Work required:
Reproduce each line exactly, including spacing and punctuation.

Data for this task:
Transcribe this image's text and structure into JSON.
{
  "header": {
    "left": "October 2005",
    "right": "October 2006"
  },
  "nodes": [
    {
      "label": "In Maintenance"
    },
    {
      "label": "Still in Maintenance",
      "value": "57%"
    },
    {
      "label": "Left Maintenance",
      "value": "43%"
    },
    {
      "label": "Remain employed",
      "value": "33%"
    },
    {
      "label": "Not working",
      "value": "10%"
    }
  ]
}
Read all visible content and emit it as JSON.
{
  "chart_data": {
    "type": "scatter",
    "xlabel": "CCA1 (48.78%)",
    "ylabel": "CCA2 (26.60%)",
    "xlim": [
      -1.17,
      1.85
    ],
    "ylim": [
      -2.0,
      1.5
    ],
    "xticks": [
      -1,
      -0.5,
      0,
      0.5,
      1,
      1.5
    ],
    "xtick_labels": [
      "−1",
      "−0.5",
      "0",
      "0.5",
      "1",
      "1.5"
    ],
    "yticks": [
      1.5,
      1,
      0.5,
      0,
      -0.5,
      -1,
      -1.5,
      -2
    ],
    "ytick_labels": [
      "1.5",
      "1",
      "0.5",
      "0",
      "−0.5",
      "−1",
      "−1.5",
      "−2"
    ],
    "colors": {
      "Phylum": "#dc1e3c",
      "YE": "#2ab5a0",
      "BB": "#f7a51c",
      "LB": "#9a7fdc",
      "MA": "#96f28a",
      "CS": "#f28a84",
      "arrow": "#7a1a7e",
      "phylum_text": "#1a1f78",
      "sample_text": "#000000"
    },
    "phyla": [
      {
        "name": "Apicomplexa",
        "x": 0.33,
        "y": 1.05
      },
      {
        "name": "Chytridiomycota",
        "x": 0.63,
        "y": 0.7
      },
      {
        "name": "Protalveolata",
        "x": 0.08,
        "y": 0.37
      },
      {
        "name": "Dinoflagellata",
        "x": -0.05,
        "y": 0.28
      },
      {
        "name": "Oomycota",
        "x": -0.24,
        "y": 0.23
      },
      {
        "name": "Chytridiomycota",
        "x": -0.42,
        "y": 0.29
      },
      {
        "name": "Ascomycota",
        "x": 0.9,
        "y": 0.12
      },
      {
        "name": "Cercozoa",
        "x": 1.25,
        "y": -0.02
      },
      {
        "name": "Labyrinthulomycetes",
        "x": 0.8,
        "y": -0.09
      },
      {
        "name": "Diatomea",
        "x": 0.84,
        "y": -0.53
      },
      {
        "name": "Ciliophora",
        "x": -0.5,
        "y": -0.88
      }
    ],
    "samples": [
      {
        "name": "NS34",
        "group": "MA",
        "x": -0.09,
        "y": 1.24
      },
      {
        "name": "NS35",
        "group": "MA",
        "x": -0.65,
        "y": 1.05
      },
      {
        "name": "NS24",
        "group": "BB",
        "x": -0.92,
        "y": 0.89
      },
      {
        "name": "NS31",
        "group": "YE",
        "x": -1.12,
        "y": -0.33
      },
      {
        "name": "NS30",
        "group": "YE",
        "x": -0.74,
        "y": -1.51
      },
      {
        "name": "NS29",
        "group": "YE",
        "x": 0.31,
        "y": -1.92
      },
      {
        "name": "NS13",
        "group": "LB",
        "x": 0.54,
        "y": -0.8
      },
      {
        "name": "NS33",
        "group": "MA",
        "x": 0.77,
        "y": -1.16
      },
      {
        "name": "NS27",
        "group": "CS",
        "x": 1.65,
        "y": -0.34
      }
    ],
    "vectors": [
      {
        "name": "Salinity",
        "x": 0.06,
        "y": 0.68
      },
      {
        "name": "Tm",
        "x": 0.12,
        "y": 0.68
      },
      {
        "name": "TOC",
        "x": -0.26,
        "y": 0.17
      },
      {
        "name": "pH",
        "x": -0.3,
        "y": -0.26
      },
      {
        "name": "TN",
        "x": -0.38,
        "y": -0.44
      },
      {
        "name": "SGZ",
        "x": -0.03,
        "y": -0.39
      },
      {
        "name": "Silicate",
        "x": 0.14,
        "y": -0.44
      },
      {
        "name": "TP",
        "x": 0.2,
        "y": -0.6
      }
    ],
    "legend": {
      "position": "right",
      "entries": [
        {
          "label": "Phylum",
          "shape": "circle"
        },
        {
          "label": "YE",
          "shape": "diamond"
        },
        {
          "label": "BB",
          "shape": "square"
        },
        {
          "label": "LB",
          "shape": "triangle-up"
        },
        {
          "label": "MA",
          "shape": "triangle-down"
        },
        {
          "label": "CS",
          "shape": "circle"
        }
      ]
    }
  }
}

Result below:
Transcribe this image's text and structure into JSON.
{
  "header": {
    "left": "October 2005",
    "right": "October 2006"
  },
  "nodes": [
    {
      "label": "In Maintenance"
    },
    {
      "label": "Still in Maintenance",
      "value": "57%"
    },
    {
      "label": "Left Maintenance",
      "value": "43%"
    },
    {
      "label": "Remain employed",
      "value": "33%"
    },
    {
      "label": "Not working",
      "value": "10%"
    }
  ]
}
Read all visible content and emit it as JSON.
{
  "chart_data": {
    "type": "scatter",
    "xlabel": "CCA1 (48.78%)",
    "ylabel": "CCA2 (26.60%)",
    "xlim": [
      -1.17,
      1.85
    ],
    "ylim": [
      -2.0,
      1.5
    ],
    "xticks": [
      -1,
      -0.5,
      0,
      0.5,
      1,
      1.5
    ],
    "xtick_labels": [
      "−1",
      "−0.5",
      "0",
      "0.5",
      "1",
      "1.5"
    ],
    "yticks": [
      1.5,
      1,
      0.5,
      0,
      -0.5,
      -1,
      -1.5,
      -2
    ],
    "ytick_labels": [
      "1.5",
      "1",
      "0.5",
      "0",
      "−0.5",
      "−1",
      "−1.5",
      "−2"
    ],
    "colors": {
      "Phylum": "#dc1e3c",
      "YE": "#2ab5a0",
      "BB": "#f7a51c",
      "LB": "#9a7fdc",
      "MA": "#96f28a",
      "CS": "#f28a84",
      "arrow": "#7a1a7e",
      "phylum_text": "#1a1f78",
      "sample_text": "#000000"
    },
    "phyla": [
      {
        "name": "Apicomplexa",
        "x": 0.33,
        "y": 1.05
      },
      {
        "name": "Chytridiomycota",
        "x": 0.63,
        "y": 0.7
      },
      {
        "name": "Protalveolata",
        "x": 0.08,
        "y": 0.37
      },
      {
        "name": "Dinoflagellata",
        "x": -0.05,
        "y": 0.28
      },
      {
        "name": "Oomycota",
        "x": -0.24,
        "y": 0.23
      },
      {
        "name": "Chytridiomycota",
        "x": -0.42,
        "y": 0.29
      },
      {
        "name": "Ascomycota",
        "x": 0.9,
        "y": 0.12
      },
      {
        "name": "Cercozoa",
        "x": 1.25,
        "y": -0.02
      },
      {
        "name": "Labyrinthulomycetes",
        "x": 0.8,
        "y": -0.09
      },
      {
        "name": "Diatomea",
        "x": 0.84,
        "y": -0.53
      },
      {
        "name": "Ciliophora",
        "x": -0.5,
        "y": -0.88
      }
    ],
    "samples": [
      {
        "name": "NS34",
        "group": "MA",
        "x": -0.09,
        "y": 1.24
      },
      {
        "name": "NS35",
        "group": "MA",
        "x": -0.65,
        "y": 1.05
      },
      {
        "name": "NS24",
        "group": "BB",
        "x": -0.92,
        "y": 0.89
      },
      {
        "name": "NS31",
        "group": "YE",
        "x": -1.12,
        "y": -0.33
      },
      {
        "name": "NS30",
        "group": "YE",
        "x": -0.74,
        "y": -1.51
      },
      {
        "name": "NS29",
        "group": "YE",
        "x": 0.31,
        "y": -1.92
      },
      {
        "name": "NS13",
        "group": "LB",
        "x": 0.54,
        "y": -0.8
      },
      {
        "name": "NS33",
        "group": "MA",
        "x": 0.77,
        "y": -1.16
      },
      {
        "name": "NS27",
        "group": "CS",
        "x": 1.65,
        "y": -0.34
      }
    ],
    "vectors": [
      {
        "name": "Salinity",
        "x": 0.06,
        "y": 0.68
      },
      {
        "name": "Tm",
        "x": 0.12,
        "y": 0.68
      },
      {
        "name": "TOC",
        "x": -0.26,
        "y": 0.17
      },
      {
        "name": "pH",
        "x": -0.3,
        "y": -0.26
      },
      {
        "name": "TN",
        "x": -0.38,
        "y": -0.44
      },
      {
        "name": "SGZ",
        "x": -0.03,
        "y": -0.39
      },
      {
        "name": "Silicate",
        "x": 0.14,
        "y": -0.44
      },
      {
        "name": "TP",
        "x": 0.2,
        "y": -0.6
      }
    ],
    "legend": {
      "position": "right",
      "entries": [
        {
          "label": "Phylum",
          "shape": "circle"
        },
        {
          "label": "YE",
          "shape": "diamond"
        },
        {
          "label": "BB",
          "shape": "square"
        },
        {
          "label": "LB",
          "shape": "triangle-up"
        },
        {
          "label": "MA",
          "shape": "triangle-down"
        },
        {
          "label": "CS",
          "shape": "circle"
        }
      ]
    }
  }
}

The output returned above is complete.